## DATA
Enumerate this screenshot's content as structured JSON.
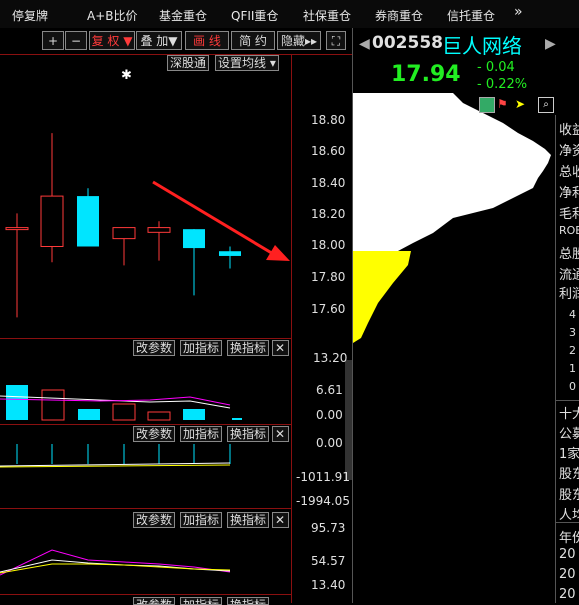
{
  "top_tabs": [
    "停复牌",
    "A+B比价",
    "基金重仓",
    "QFII重仓",
    "社保重仓",
    "券商重仓",
    "信托重仓",
    "»"
  ],
  "toolbar": {
    "plus": "+",
    "minus": "−",
    "fq": "复 权 ▼",
    "overlay": "叠 加▼",
    "draw": "画 线",
    "simple": "简 约",
    "hide": "隐藏▸▸",
    "expand": "⛶"
  },
  "main_chart": {
    "connect_tag": "深股通",
    "ma_setting": "设置均线 ▾",
    "price_ticks": [
      "18.80",
      "18.60",
      "18.40",
      "18.20",
      "18.00",
      "17.80",
      "17.60"
    ],
    "candles": [
      {
        "o": 18.12,
        "h": 18.21,
        "l": 17.55,
        "c": 18.12
      },
      {
        "o": 18.0,
        "h": 18.72,
        "l": 17.9,
        "c": 18.32
      },
      {
        "o": 18.32,
        "h": 18.37,
        "l": 18.0,
        "c": 18.0
      },
      {
        "o": 18.05,
        "h": 18.12,
        "l": 17.88,
        "c": 18.12
      },
      {
        "o": 18.09,
        "h": 18.16,
        "l": 17.91,
        "c": 18.12
      },
      {
        "o": 18.11,
        "h": 18.11,
        "l": 17.69,
        "c": 17.99
      },
      {
        "o": 17.97,
        "h": 18.0,
        "l": 17.86,
        "c": 17.94
      }
    ]
  },
  "ind_buttons": {
    "params": "改参数",
    "add": "加指标",
    "switch": "换指标",
    "close": "✕"
  },
  "volume_panel": {
    "ticks": [
      "13.20",
      "6.61",
      "0.00"
    ]
  },
  "macd_panel": {
    "ticks": [
      "0.00",
      "-1011.91",
      "-1994.05"
    ]
  },
  "kdj_panel": {
    "ticks": [
      "95.73",
      "54.57",
      "13.40"
    ]
  },
  "quote": {
    "code": "002558",
    "name": "巨人网络",
    "price": "17.94",
    "change": "- 0.04",
    "change_pct": "- 0.22%"
  },
  "side_labels": [
    "收益",
    "净资",
    "总收",
    "净利",
    "毛利",
    "ROE",
    "总股",
    "流通",
    "利润",
    "4",
    "3",
    "2",
    "1",
    "0",
    "十大",
    "公募",
    "1家",
    "股东",
    "股东",
    "人均",
    "年份",
    "20",
    "20",
    "20"
  ],
  "colors": {
    "up": "#ff3a3a",
    "down": "#00e5ff",
    "bg": "#000000",
    "accent": "#ffff00"
  }
}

## TASK DIRECTIONS
The records above should be reproduced exactly, with no pictures included.

## RESULT
Enumerate this screenshot's content as structured JSON.
{
  "top_tabs": [
    "停复牌",
    "A+B比价",
    "基金重仓",
    "QFII重仓",
    "社保重仓",
    "券商重仓",
    "信托重仓",
    "»"
  ],
  "toolbar": {
    "plus": "+",
    "minus": "−",
    "fq": "复 权 ▼",
    "overlay": "叠 加▼",
    "draw": "画 线",
    "simple": "简 约",
    "hide": "隐藏▸▸",
    "expand": "⛶"
  },
  "main_chart": {
    "connect_tag": "深股通",
    "ma_setting": "设置均线 ▾",
    "price_ticks": [
      "18.80",
      "18.60",
      "18.40",
      "18.20",
      "18.00",
      "17.80",
      "17.60"
    ],
    "candles": [
      {
        "o": 18.12,
        "h": 18.21,
        "l": 17.55,
        "c": 18.12
      },
      {
        "o": 18.0,
        "h": 18.72,
        "l": 17.9,
        "c": 18.32
      },
      {
        "o": 18.32,
        "h": 18.37,
        "l": 18.0,
        "c": 18.0
      },
      {
        "o": 18.05,
        "h": 18.12,
        "l": 17.88,
        "c": 18.12
      },
      {
        "o": 18.09,
        "h": 18.16,
        "l": 17.91,
        "c": 18.12
      },
      {
        "o": 18.11,
        "h": 18.11,
        "l": 17.69,
        "c": 17.99
      },
      {
        "o": 17.97,
        "h": 18.0,
        "l": 17.86,
        "c": 17.94
      }
    ]
  },
  "ind_buttons": {
    "params": "改参数",
    "add": "加指标",
    "switch": "换指标",
    "close": "✕"
  },
  "volume_panel": {
    "ticks": [
      "13.20",
      "6.61",
      "0.00"
    ]
  },
  "macd_panel": {
    "ticks": [
      "0.00",
      "-1011.91",
      "-1994.05"
    ]
  },
  "kdj_panel": {
    "ticks": [
      "95.73",
      "54.57",
      "13.40"
    ]
  },
  "quote": {
    "code": "002558",
    "name": "巨人网络",
    "price": "17.94",
    "change": "- 0.04",
    "change_pct": "- 0.22%"
  },
  "side_labels": [
    "收益",
    "净资",
    "总收",
    "净利",
    "毛利",
    "ROE",
    "总股",
    "流通",
    "利润",
    "4",
    "3",
    "2",
    "1",
    "0",
    "十大",
    "公募",
    "1家",
    "股东",
    "股东",
    "人均",
    "年份",
    "20",
    "20",
    "20"
  ],
  "colors": {
    "up": "#ff3a3a",
    "down": "#00e5ff",
    "bg": "#000000",
    "accent": "#ffff00"
  }
}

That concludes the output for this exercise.